> _Directive_
Here is a listing, set out below; repeat its lines from the one with "Extract all readable text from this page." to the last, both included, and leave out the pictures.

> _Exercise material_
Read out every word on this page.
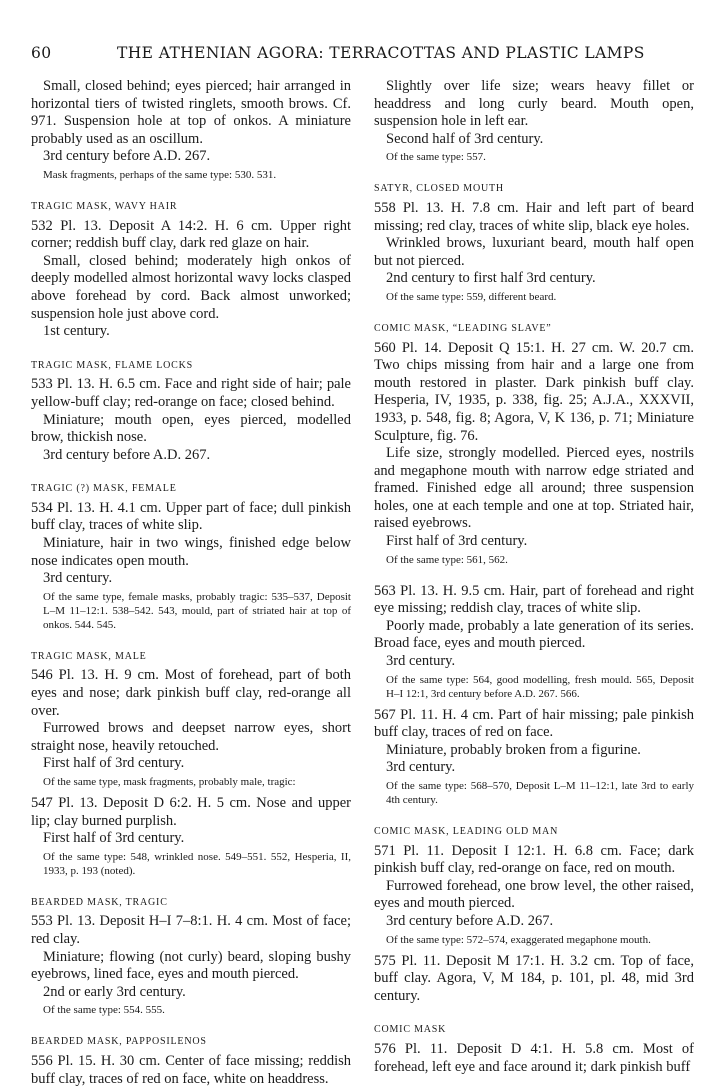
60	THE ATHENIAN AGORA: TERRACOTTAS AND PLASTIC LAMPS

Small, closed behind; eyes pierced; hair arranged in horizontal tiers of twisted ringlets, smooth brows. Cf. 971. Suspension hole at top of onkos. A miniature probably used as an oscillum.

3rd century before A.D. 267.

Mask fragments, perhaps of the same type: 530. 531.
TRAGIC MASK, WAVY HAIR

532 Pl. 13. Deposit A 14:2. H. 6 cm. Upper right corner; reddish buff clay, dark red glaze on hair.

Small, closed behind; moderately high onkos of deeply modelled almost horizontal wavy locks clasped above forehead by cord. Back almost unworked; suspension hole just above cord.

1st century.

TRAGIC MASK, FLAME LOCKS

533 Pl. 13. H. 6.5 cm. Face and right side of hair; pale yellow-buff clay; red-orange on face; closed behind.

Miniature; mouth open, eyes pierced, modelled brow, thickish nose.

3rd century before A.D. 267.

TRAGIC (?) MASK, FEMALE

534 Pl. 13. H. 4.1 cm. Upper part of face; dull pinkish buff clay, traces of white slip.

Miniature, hair in two wings, finished edge below nose indicates open mouth.

3rd century.

Of the same type, female masks, probably tragic: 535–537, Deposit L–M 11–12:1. 538–542. 543, mould, part of striated hair at top of onkos. 544. 545.
TRAGIC MASK, MALE

546 Pl. 13. H. 9 cm. Most of forehead, part of both eyes and nose; dark pinkish buff clay, red-orange all over.

Furrowed brows and deepset narrow eyes, short straight nose, heavily retouched.

First half of 3rd century.

Of the same type, mask fragments, probably male, tragic:

547 Pl. 13. Deposit D 6:2. H. 5 cm. Nose and upper lip; clay burned purplish.

First half of 3rd century.

Of the same type: 548, wrinkled nose. 549–551. 552, Hesperia, II, 1933, p. 193 (noted).
BEARDED MASK, TRAGIC

553 Pl. 13. Deposit H–I 7–8:1. H. 4 cm. Most of face; red clay.

Miniature; flowing (not curly) beard, sloping bushy eyebrows, lined face, eyes and mouth pierced.

2nd or early 3rd century.

Of the same type: 554. 555.
BEARDED MASK, PAPPOSILENOS

556 Pl. 15. H. 30 cm. Center of face missing; reddish buff clay, traces of red on face, white on headdress.

Slightly over life size; wears heavy fillet or headdress and long curly beard. Mouth open, suspension hole in left ear.

Second half of 3rd century.

Of the same type: 557.
SATYR, CLOSED MOUTH

558 Pl. 13. H. 7.8 cm. Hair and left part of beard missing; red clay, traces of white slip, black eye holes.

Wrinkled brows, luxuriant beard, mouth half open but not pierced.

2nd century to first half 3rd century.

Of the same type: 559, different beard.
COMIC MASK, “LEADING SLAVE”

560 Pl. 14. Deposit Q 15:1. H. 27 cm. W. 20.7 cm. Two chips missing from hair and a large one from mouth restored in plaster. Dark pinkish buff clay. Hesperia, IV, 1935, p. 338, fig. 25; A.J.A., XXXVII, 1933, p. 548, fig. 8; Agora, V, K 136, p. 71; Miniature Sculpture, fig. 76.

Life size, strongly modelled. Pierced eyes, nostrils and megaphone mouth with narrow edge striated and framed. Finished edge all around; three suspension holes, one at each temple and one at top. Striated hair, raised eyebrows.

First half of 3rd century.

Of the same type: 561, 562.

563 Pl. 13. H. 9.5 cm. Hair, part of forehead and right eye missing; reddish clay, traces of white slip.

Poorly made, probably a late generation of its series. Broad face, eyes and mouth pierced.

3rd century.

Of the same type: 564, good modelling, fresh mould. 565, Deposit H–I 12:1, 3rd century before A.D. 267. 566.

567 Pl. 11. H. 4 cm. Part of hair missing; pale pinkish buff clay, traces of red on face.

Miniature, probably broken from a figurine.

3rd century.

Of the same type: 568–570, Deposit L–M 11–12:1, late 3rd to early 4th century.
COMIC MASK, LEADING OLD MAN

571 Pl. 11. Deposit I 12:1. H. 6.8 cm. Face; dark pinkish buff clay, red-orange on face, red on mouth.

Furrowed forehead, one brow level, the other raised, eyes and mouth pierced.

3rd century before A.D. 267.

Of the same type: 572–574, exaggerated megaphone mouth.

575 Pl. 11. Deposit M 17:1. H. 3.2 cm. Top of face, buff clay. Agora, V, M 184, p. 101, pl. 48, mid 3rd century.

COMIC MASK

576 Pl. 11. Deposit D 4:1. H. 5.8 cm. Most of forehead, left eye and face around it; dark pinkish buff
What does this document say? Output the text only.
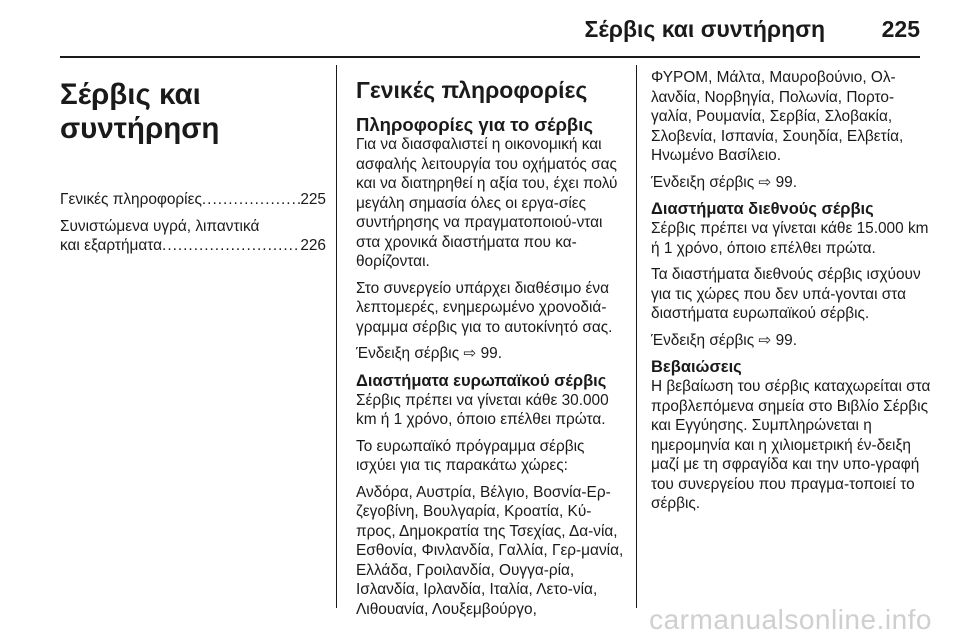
Σέρβις και συντήρηση 225
Σέρβις και
συντήρηση
Γενικές πληροφορίες .....	225
Συνιστώμενα υγρά, λιπαντικά
και εξαρτήματα .....	226
Γενικές πληροφορίες
Πληροφορίες για το σέρβις

Για να διασφαλιστεί η οικονομική και ασφαλής λειτουργία του οχήματός σας και να διατηρηθεί η αξία του, έχει πολύ μεγάλη σημασία όλες οι εργα-σίες συντήρησης να πραγματοποιού-νται στα χρονικά διαστήματα που κα-θορίζονται.

Στο συνεργείο υπάρχει διαθέσιμο ένα λεπτομερές, ενημερωμένο χρονοδιά-γραμμα σέρβις για το αυτοκίνητό σας.

Ένδειξη σέρβις ⇨ 99.

Διαστήματα ευρωπαϊκού σέρβις

Σέρβις πρέπει να γίνεται κάθε 30.000 km ή 1 χρόνο, όποιο επέλθει πρώτα.

Το ευρωπαϊκό πρόγραμμα σέρβις ισχύει για τις παρακάτω χώρες:

Ανδόρα, Αυστρία, Βέλγιο, Βοσνία-Ερ-ζεγοβίνη, Βουλγαρία, Κροατία, Κύ-προς, Δημοκρατία της Τσεχίας, Δα-νία, Εσθονία, Φινλανδία, Γαλλία, Γερ-μανία, Ελλάδα, Γροιλανδία, Ουγγα-ρία, Ισλανδία, Ιρλανδία, Ιταλία, Λετο-νία, Λιθουανία, Λουξεμβούργο,

ΦΥΡΟΜ, Μάλτα, Μαυροβούνιο, Ολ-λανδία, Νορβηγία, Πολωνία, Πορτο-γαλία, Ρουμανία, Σερβία, Σλοβακία, Σλοβενία, Ισπανία, Σουηδία, Ελβετία, Ηνωμένο Βασίλειο.

Ένδειξη σέρβις ⇨ 99.

Διαστήματα διεθνούς σέρβις

Σέρβις πρέπει να γίνεται κάθε 15.000 km ή 1 χρόνο, όποιο επέλθει πρώτα.

Τα διαστήματα διεθνούς σέρβις ισχύουν για τις χώρες που δεν υπά-γονται στα διαστήματα ευρωπαϊκού σέρβις.

Ένδειξη σέρβις ⇨ 99.

Βεβαιώσεις

Η βεβαίωση του σέρβις καταχωρείται στα προβλεπόμενα σημεία στο Βιβλίο Σέρβις και Εγγύησης. Συμπληρώνεται η ημερομηνία και η χιλιομετρική έν-δειξη μαζί με τη σφραγίδα και την υπο-γραφή του συνεργείου που πραγμα-τοποιεί το σέρβις.

carmanualsonline.info
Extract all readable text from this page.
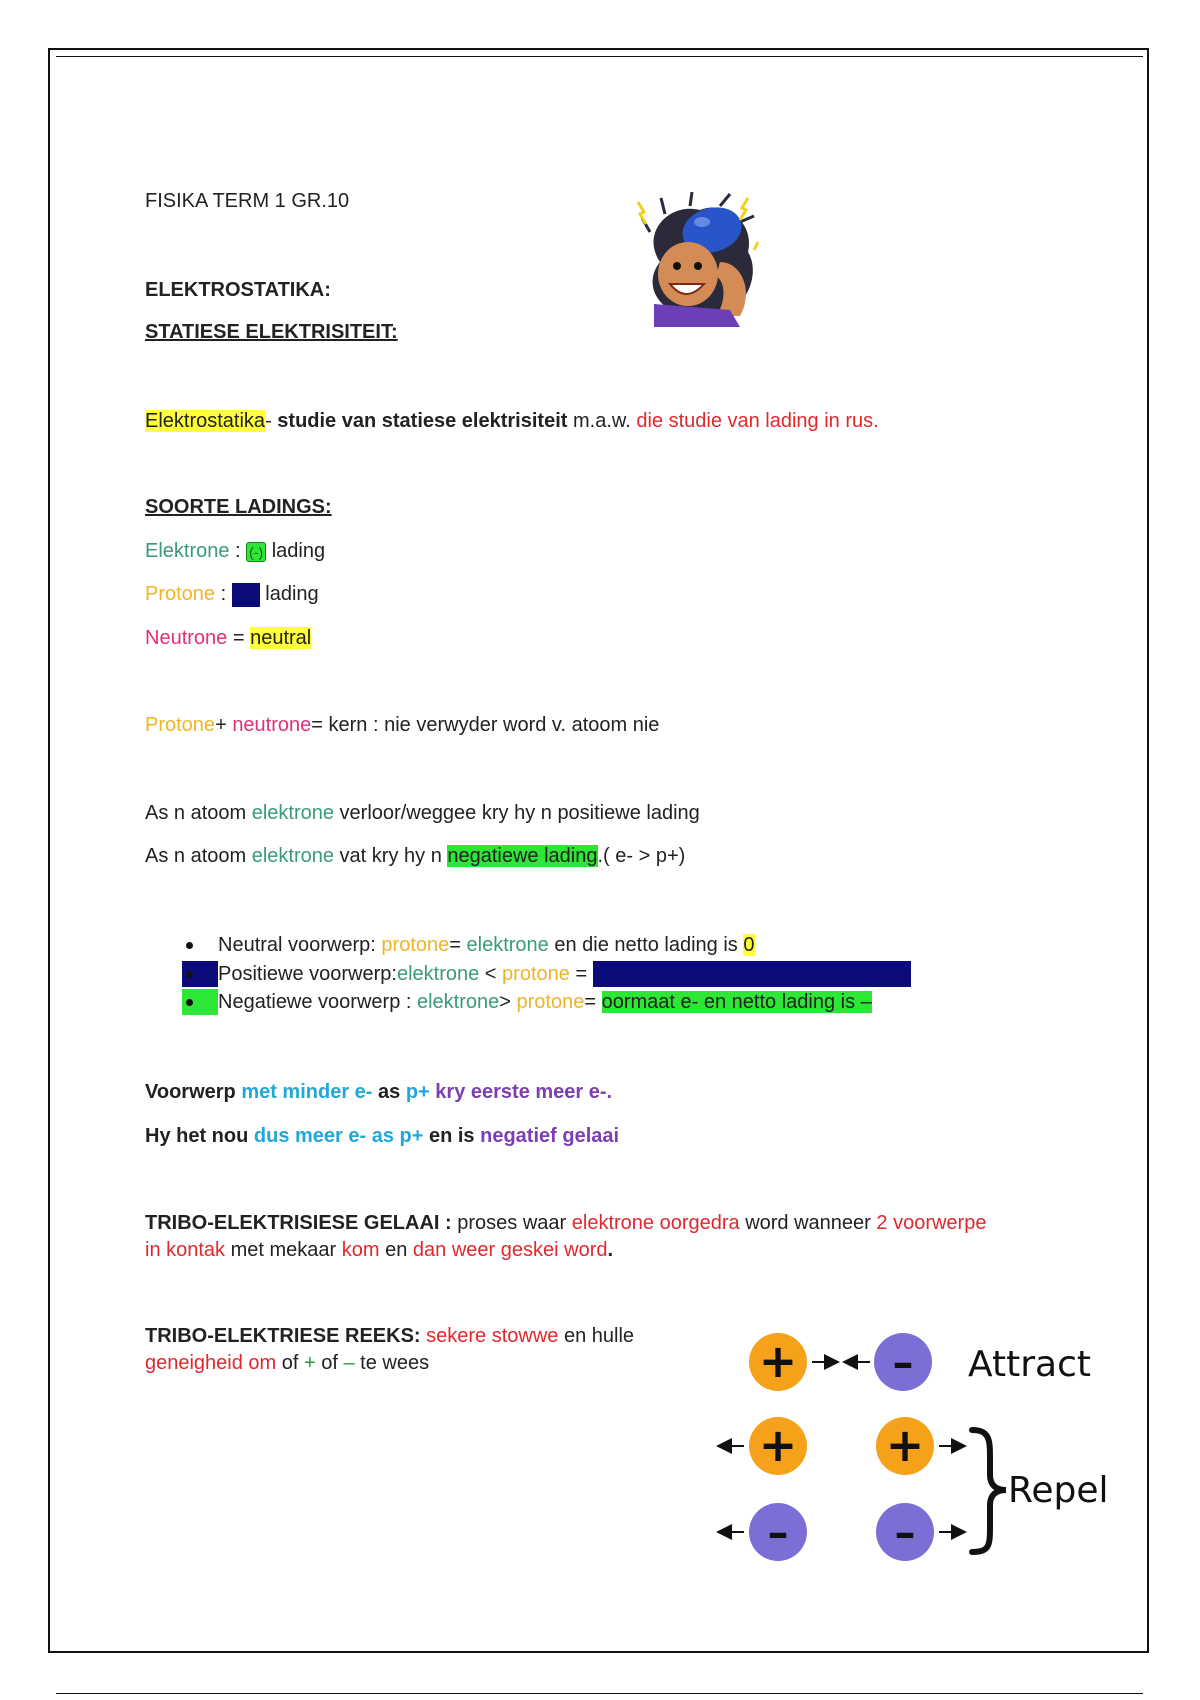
FISIKA TERM 1 GR.10
ELEKTROSTATIKA:
STATIESE ELEKTRISITEIT:
Elektrostatika- studie van statiese elektrisiteit m.a.w. die studie van lading in rus.
SOORTE LADINGS:
Elektrone : (-) lading
Protone :  lading
Neutrone = neutral
Protone+ neutrone= kern : nie verwyder word v. atoom nie
As n atoom elektrone verloor/weggee kry hy n positiewe lading
As n atoom elektrone vat kry hy n negatiewe lading.( e- > p+)
Neutral voorwerp: protone= elektrone en die netto lading is 0
Positiewe voorwerp:elektrone < protone =
Negatiewe voorwerp : elektrone> protone= oormaat e- en netto lading is –
Voorwerp met minder e- as p+ kry eerste meer e-.
Hy het nou dus meer e- as p+ en is negatief gelaai
TRIBO-ELEKTRISIESE GELAAI : proses waar elektrone oorgedra word wanneer 2 voorwerpe in kontak met mekaar kom en dan weer geskei word.
TRIBO-ELEKTRIESE REEKS: sekere stowwe en hulle
geneigheid om of + of – te wees	+ – Attract
+ +
–	–
Repel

> _Solution to this task_
Extract all readable text from this page.
FISIKA TERM 1 GR.10
ELEKTROSTATIKA:
STATIESE ELEKTRISITEIT:
Elektrostatika- studie van statiese elektrisiteit m.a.w. die studie van lading in rus.
SOORTE LADINGS:
Elektrone : (-) lading
Protone :  lading
Neutrone = neutral
Protone+ neutrone= kern : nie verwyder word v. atoom nie
As n atoom elektrone verloor/weggee kry hy n positiewe lading
As n atoom elektrone vat kry hy n negatiewe lading.( e- > p+)
Neutral voorwerp: protone= elektrone en die netto lading is 0
Positiewe voorwerp:elektrone < protone =
Negatiewe voorwerp : elektrone> protone= oormaat e- en netto lading is –
Voorwerp met minder e- as p+ kry eerste meer e-.
Hy het nou dus meer e- as p+ en is negatief gelaai
TRIBO-ELEKTRISIESE GELAAI : proses waar elektrone oorgedra word wanneer 2 voorwerpe in kontak met mekaar kom en dan weer geskei word.
TRIBO-ELEKTRIESE REEKS: sekere stowwe en hulle
geneigheid om of + of – te wees	+ – Attract
+ +
–	–
Repel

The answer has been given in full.